───── Supplied records
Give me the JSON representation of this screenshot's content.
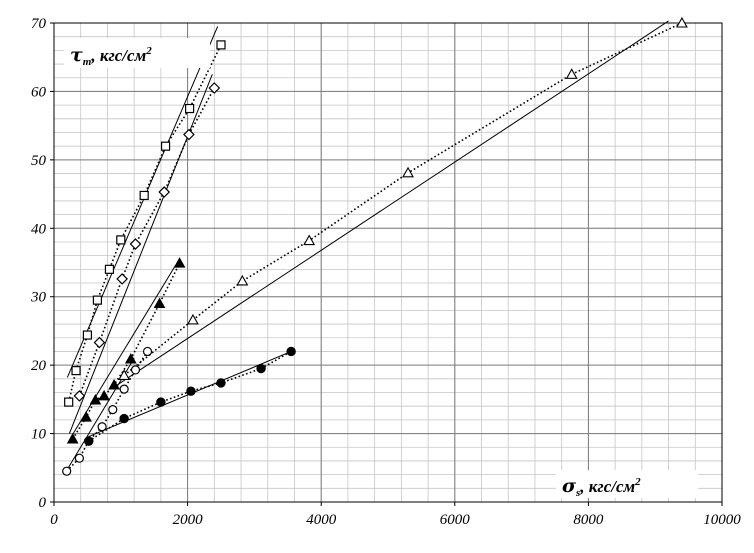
{
  "chart_data": {
    "type": "scatter",
    "xlim": [
      0,
      10000
    ],
    "ylim": [
      0,
      70
    ],
    "x_ticks": [
      0,
      2000,
      4000,
      6000,
      8000,
      10000
    ],
    "y_ticks": [
      0,
      10,
      20,
      30,
      40,
      50,
      60,
      70
    ],
    "x_tick_labels": [
      "0",
      "2000",
      "4000",
      "6000",
      "8000",
      "10000"
    ],
    "y_tick_labels": [
      "0",
      "10",
      "20",
      "30",
      "40",
      "50",
      "60",
      "70"
    ],
    "grid": true,
    "minor_x_step": 400,
    "minor_y_step": 2,
    "xlabel": {
      "symbol": "σ",
      "sub": "s",
      "text": ", кгс/см",
      "sup": "2"
    },
    "ylabel": {
      "symbol": "τ",
      "sub": "m",
      "text": ", кгс/см",
      "sup": "2"
    },
    "series": [
      {
        "marker": "square",
        "points": [
          [
            220,
            14.6
          ],
          [
            330,
            19.2
          ],
          [
            500,
            24.4
          ],
          [
            650,
            29.5
          ],
          [
            830,
            34.0
          ],
          [
            1000,
            38.3
          ],
          [
            1350,
            44.8
          ],
          [
            1670,
            52.0
          ],
          [
            2030,
            57.5
          ],
          [
            2500,
            66.8
          ]
        ],
        "trend": [
          [
            200,
            18.2
          ],
          [
            2450,
            69.5
          ]
        ]
      },
      {
        "marker": "diamond",
        "points": [
          [
            380,
            15.5
          ],
          [
            680,
            23.3
          ],
          [
            1020,
            32.6
          ],
          [
            1220,
            37.7
          ],
          [
            1650,
            45.3
          ],
          [
            2020,
            53.7
          ],
          [
            2400,
            60.5
          ]
        ],
        "trend": [
          [
            230,
            10.0
          ],
          [
            2370,
            62.5
          ]
        ]
      },
      {
        "marker": "filled-triangle",
        "points": [
          [
            280,
            9.2
          ],
          [
            480,
            12.4
          ],
          [
            620,
            14.9
          ],
          [
            750,
            15.5
          ],
          [
            900,
            17.1
          ],
          [
            1150,
            20.9
          ],
          [
            1580,
            29.0
          ],
          [
            1880,
            34.9
          ]
        ],
        "trend": [
          [
            250,
            9.4
          ],
          [
            1820,
            34.6
          ]
        ]
      },
      {
        "marker": "open-triangle",
        "points": [
          [
            1050,
            18.5
          ],
          [
            2080,
            26.6
          ],
          [
            2820,
            32.3
          ],
          [
            3820,
            38.2
          ],
          [
            5300,
            48.1
          ],
          [
            7750,
            62.5
          ],
          [
            9400,
            70.0
          ]
        ],
        "trend": [
          [
            900,
            16.8
          ],
          [
            9200,
            70.3
          ]
        ]
      },
      {
        "marker": "open-circle",
        "points": [
          [
            190,
            4.5
          ],
          [
            380,
            6.4
          ],
          [
            520,
            8.9
          ],
          [
            720,
            11.0
          ],
          [
            880,
            13.5
          ],
          [
            1050,
            16.5
          ],
          [
            1220,
            19.3
          ],
          [
            1400,
            22.0
          ]
        ],
        "trend": [
          [
            170,
            4.3
          ],
          [
            1200,
            21.0
          ]
        ]
      },
      {
        "marker": "filled-circle",
        "points": [
          [
            520,
            8.9
          ],
          [
            1050,
            12.2
          ],
          [
            1600,
            14.6
          ],
          [
            2050,
            16.2
          ],
          [
            2500,
            17.4
          ],
          [
            3100,
            19.5
          ],
          [
            3550,
            22.0
          ]
        ],
        "trend": [
          [
            480,
            9.4
          ],
          [
            3550,
            22.0
          ]
        ]
      }
    ]
  }
}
──────────
#### What the exercise asks
Extract the text of all the records above verbatim, excluding pictures.

#### Right answer
Give me the JSON representation of this screenshot's content.
{
  "chart_data": {
    "type": "scatter",
    "xlim": [
      0,
      10000
    ],
    "ylim": [
      0,
      70
    ],
    "x_ticks": [
      0,
      2000,
      4000,
      6000,
      8000,
      10000
    ],
    "y_ticks": [
      0,
      10,
      20,
      30,
      40,
      50,
      60,
      70
    ],
    "x_tick_labels": [
      "0",
      "2000",
      "4000",
      "6000",
      "8000",
      "10000"
    ],
    "y_tick_labels": [
      "0",
      "10",
      "20",
      "30",
      "40",
      "50",
      "60",
      "70"
    ],
    "grid": true,
    "minor_x_step": 400,
    "minor_y_step": 2,
    "xlabel": {
      "symbol": "σ",
      "sub": "s",
      "text": ", кгс/см",
      "sup": "2"
    },
    "ylabel": {
      "symbol": "τ",
      "sub": "m",
      "text": ", кгс/см",
      "sup": "2"
    },
    "series": [
      {
        "marker": "square",
        "points": [
          [
            220,
            14.6
          ],
          [
            330,
            19.2
          ],
          [
            500,
            24.4
          ],
          [
            650,
            29.5
          ],
          [
            830,
            34.0
          ],
          [
            1000,
            38.3
          ],
          [
            1350,
            44.8
          ],
          [
            1670,
            52.0
          ],
          [
            2030,
            57.5
          ],
          [
            2500,
            66.8
          ]
        ],
        "trend": [
          [
            200,
            18.2
          ],
          [
            2450,
            69.5
          ]
        ]
      },
      {
        "marker": "diamond",
        "points": [
          [
            380,
            15.5
          ],
          [
            680,
            23.3
          ],
          [
            1020,
            32.6
          ],
          [
            1220,
            37.7
          ],
          [
            1650,
            45.3
          ],
          [
            2020,
            53.7
          ],
          [
            2400,
            60.5
          ]
        ],
        "trend": [
          [
            230,
            10.0
          ],
          [
            2370,
            62.5
          ]
        ]
      },
      {
        "marker": "filled-triangle",
        "points": [
          [
            280,
            9.2
          ],
          [
            480,
            12.4
          ],
          [
            620,
            14.9
          ],
          [
            750,
            15.5
          ],
          [
            900,
            17.1
          ],
          [
            1150,
            20.9
          ],
          [
            1580,
            29.0
          ],
          [
            1880,
            34.9
          ]
        ],
        "trend": [
          [
            250,
            9.4
          ],
          [
            1820,
            34.6
          ]
        ]
      },
      {
        "marker": "open-triangle",
        "points": [
          [
            1050,
            18.5
          ],
          [
            2080,
            26.6
          ],
          [
            2820,
            32.3
          ],
          [
            3820,
            38.2
          ],
          [
            5300,
            48.1
          ],
          [
            7750,
            62.5
          ],
          [
            9400,
            70.0
          ]
        ],
        "trend": [
          [
            900,
            16.8
          ],
          [
            9200,
            70.3
          ]
        ]
      },
      {
        "marker": "open-circle",
        "points": [
          [
            190,
            4.5
          ],
          [
            380,
            6.4
          ],
          [
            520,
            8.9
          ],
          [
            720,
            11.0
          ],
          [
            880,
            13.5
          ],
          [
            1050,
            16.5
          ],
          [
            1220,
            19.3
          ],
          [
            1400,
            22.0
          ]
        ],
        "trend": [
          [
            170,
            4.3
          ],
          [
            1200,
            21.0
          ]
        ]
      },
      {
        "marker": "filled-circle",
        "points": [
          [
            520,
            8.9
          ],
          [
            1050,
            12.2
          ],
          [
            1600,
            14.6
          ],
          [
            2050,
            16.2
          ],
          [
            2500,
            17.4
          ],
          [
            3100,
            19.5
          ],
          [
            3550,
            22.0
          ]
        ],
        "trend": [
          [
            480,
            9.4
          ],
          [
            3550,
            22.0
          ]
        ]
      }
    ]
  }
}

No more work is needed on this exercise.